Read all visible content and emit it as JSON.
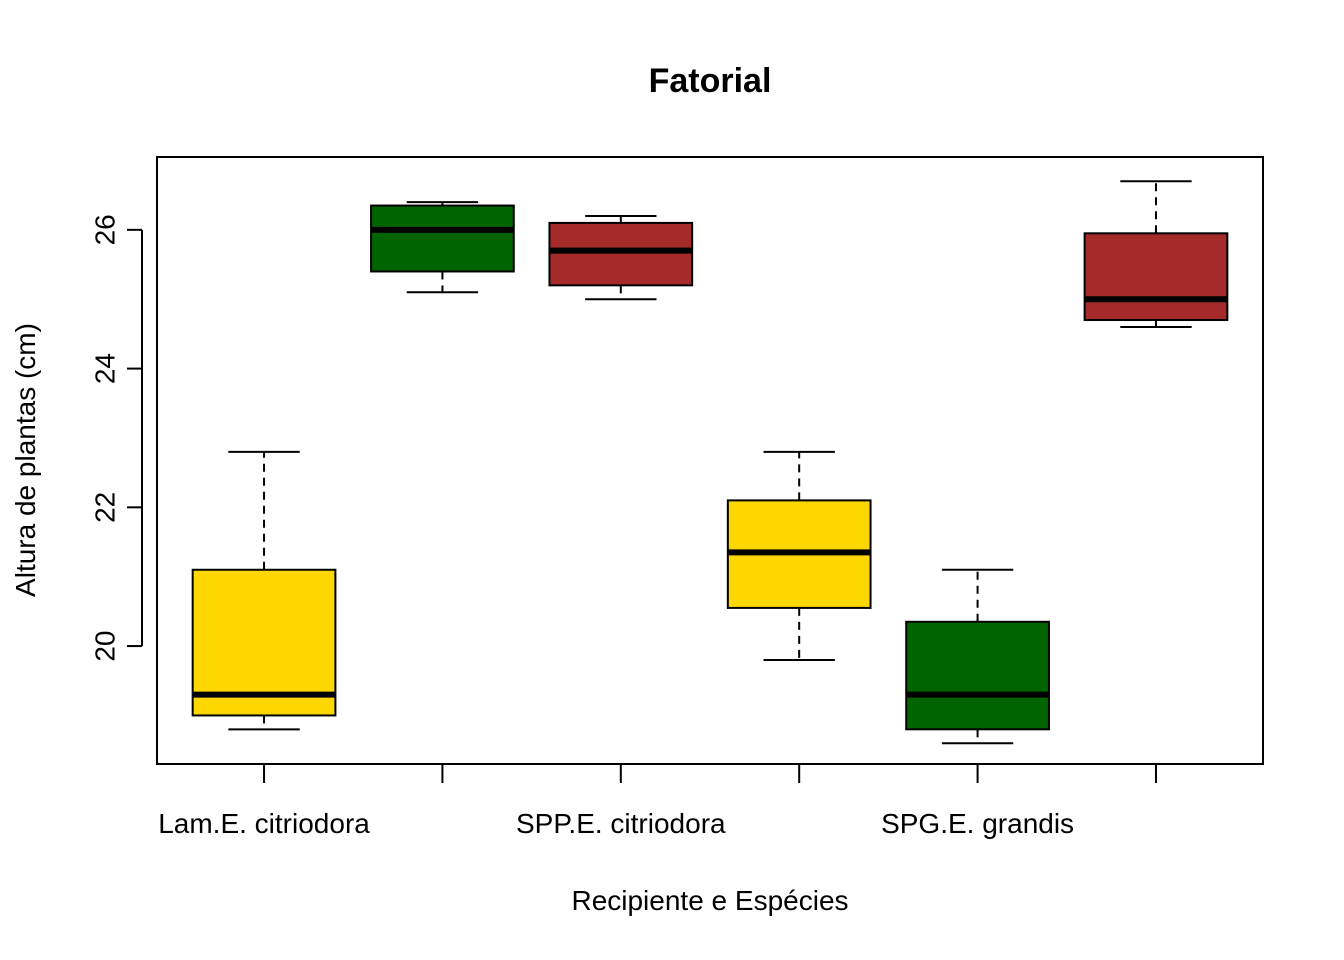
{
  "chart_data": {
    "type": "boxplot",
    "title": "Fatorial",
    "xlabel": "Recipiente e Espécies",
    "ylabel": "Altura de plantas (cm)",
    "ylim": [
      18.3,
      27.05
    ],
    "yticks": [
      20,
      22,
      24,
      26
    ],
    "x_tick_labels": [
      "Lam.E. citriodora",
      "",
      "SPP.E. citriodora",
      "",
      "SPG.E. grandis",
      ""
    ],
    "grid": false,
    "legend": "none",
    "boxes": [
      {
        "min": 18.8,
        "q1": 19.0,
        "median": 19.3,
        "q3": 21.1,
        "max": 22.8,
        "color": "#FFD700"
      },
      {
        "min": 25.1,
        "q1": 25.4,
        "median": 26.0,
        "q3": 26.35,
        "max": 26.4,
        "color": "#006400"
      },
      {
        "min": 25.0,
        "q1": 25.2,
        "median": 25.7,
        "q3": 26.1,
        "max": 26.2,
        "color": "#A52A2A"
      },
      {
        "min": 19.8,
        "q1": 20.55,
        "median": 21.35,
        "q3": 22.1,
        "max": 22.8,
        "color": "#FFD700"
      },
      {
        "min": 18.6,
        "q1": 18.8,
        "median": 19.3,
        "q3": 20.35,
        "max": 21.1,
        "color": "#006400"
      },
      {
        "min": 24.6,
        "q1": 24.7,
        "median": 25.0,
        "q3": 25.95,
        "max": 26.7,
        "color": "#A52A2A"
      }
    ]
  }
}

::::

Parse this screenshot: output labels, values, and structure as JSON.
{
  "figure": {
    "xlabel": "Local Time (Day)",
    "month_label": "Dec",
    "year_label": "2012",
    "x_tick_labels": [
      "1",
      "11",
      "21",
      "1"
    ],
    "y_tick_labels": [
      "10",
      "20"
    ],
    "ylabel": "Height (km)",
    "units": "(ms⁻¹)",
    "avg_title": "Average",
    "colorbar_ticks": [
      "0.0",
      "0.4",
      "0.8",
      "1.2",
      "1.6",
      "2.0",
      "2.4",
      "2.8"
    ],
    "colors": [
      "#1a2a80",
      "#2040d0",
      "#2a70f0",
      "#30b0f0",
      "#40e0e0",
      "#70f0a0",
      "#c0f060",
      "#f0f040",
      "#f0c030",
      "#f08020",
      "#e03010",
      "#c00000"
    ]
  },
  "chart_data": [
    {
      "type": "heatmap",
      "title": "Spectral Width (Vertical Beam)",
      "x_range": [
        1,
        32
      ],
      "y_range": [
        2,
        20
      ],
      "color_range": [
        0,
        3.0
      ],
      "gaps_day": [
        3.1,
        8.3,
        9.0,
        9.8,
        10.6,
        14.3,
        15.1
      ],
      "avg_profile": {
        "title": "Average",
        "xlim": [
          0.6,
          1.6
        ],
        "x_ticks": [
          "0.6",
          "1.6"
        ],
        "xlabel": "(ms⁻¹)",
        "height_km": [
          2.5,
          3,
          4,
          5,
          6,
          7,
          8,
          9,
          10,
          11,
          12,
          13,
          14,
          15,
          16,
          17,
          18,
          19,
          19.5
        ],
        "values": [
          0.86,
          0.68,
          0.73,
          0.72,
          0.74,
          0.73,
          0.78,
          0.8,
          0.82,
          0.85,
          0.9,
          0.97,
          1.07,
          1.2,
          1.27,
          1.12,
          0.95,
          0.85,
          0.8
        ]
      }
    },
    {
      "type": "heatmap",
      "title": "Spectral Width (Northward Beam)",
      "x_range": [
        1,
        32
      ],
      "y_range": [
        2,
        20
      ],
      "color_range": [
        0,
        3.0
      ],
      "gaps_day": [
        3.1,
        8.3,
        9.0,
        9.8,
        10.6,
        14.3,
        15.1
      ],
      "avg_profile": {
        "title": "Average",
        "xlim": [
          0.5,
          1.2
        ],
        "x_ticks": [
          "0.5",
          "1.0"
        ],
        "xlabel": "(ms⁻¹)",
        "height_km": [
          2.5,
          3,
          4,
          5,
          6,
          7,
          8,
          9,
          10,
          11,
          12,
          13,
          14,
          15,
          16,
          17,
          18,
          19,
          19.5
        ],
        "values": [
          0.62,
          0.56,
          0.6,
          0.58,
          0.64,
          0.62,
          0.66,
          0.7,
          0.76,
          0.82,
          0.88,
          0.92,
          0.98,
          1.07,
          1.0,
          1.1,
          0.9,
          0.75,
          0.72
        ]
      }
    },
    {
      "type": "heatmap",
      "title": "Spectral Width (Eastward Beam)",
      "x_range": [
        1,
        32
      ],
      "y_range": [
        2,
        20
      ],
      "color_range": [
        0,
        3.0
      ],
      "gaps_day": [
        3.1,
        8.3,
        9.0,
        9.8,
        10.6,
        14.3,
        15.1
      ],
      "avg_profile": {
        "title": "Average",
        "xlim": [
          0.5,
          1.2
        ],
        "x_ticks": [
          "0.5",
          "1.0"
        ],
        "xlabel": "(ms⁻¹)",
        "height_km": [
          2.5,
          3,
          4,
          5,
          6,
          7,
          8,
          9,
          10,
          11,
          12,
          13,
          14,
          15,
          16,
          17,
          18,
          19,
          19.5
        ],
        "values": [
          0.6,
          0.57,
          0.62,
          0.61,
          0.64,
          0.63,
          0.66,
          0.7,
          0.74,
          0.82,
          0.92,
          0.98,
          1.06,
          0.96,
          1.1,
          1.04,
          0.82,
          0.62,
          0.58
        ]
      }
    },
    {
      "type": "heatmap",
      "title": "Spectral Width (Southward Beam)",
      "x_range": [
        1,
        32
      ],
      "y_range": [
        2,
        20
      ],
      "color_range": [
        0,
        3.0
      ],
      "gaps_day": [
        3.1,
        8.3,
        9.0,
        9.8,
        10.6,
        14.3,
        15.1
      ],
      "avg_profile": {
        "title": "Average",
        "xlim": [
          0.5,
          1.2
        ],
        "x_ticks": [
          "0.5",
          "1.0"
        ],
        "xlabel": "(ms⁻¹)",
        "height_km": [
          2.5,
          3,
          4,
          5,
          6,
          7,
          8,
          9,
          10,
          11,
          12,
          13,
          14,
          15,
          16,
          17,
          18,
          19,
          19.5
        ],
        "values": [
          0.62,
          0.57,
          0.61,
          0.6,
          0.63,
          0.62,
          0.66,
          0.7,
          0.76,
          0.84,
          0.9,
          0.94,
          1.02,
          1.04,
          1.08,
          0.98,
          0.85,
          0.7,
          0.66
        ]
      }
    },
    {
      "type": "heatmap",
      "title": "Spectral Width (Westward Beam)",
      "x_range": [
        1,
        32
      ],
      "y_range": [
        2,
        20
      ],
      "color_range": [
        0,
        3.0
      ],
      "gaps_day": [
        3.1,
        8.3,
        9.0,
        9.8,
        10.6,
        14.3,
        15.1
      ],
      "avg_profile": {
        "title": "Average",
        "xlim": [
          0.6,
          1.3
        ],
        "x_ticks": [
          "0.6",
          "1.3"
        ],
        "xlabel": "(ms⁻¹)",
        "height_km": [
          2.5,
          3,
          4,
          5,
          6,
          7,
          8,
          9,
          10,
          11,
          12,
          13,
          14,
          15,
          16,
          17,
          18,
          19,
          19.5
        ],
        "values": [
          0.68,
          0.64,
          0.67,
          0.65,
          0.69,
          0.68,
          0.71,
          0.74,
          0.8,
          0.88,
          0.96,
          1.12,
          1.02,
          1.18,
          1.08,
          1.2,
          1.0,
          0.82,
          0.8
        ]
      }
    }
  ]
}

::::

What is asked: Count how many lines include the string "ylabel". Nothing but the number is needed.

Written answer: 2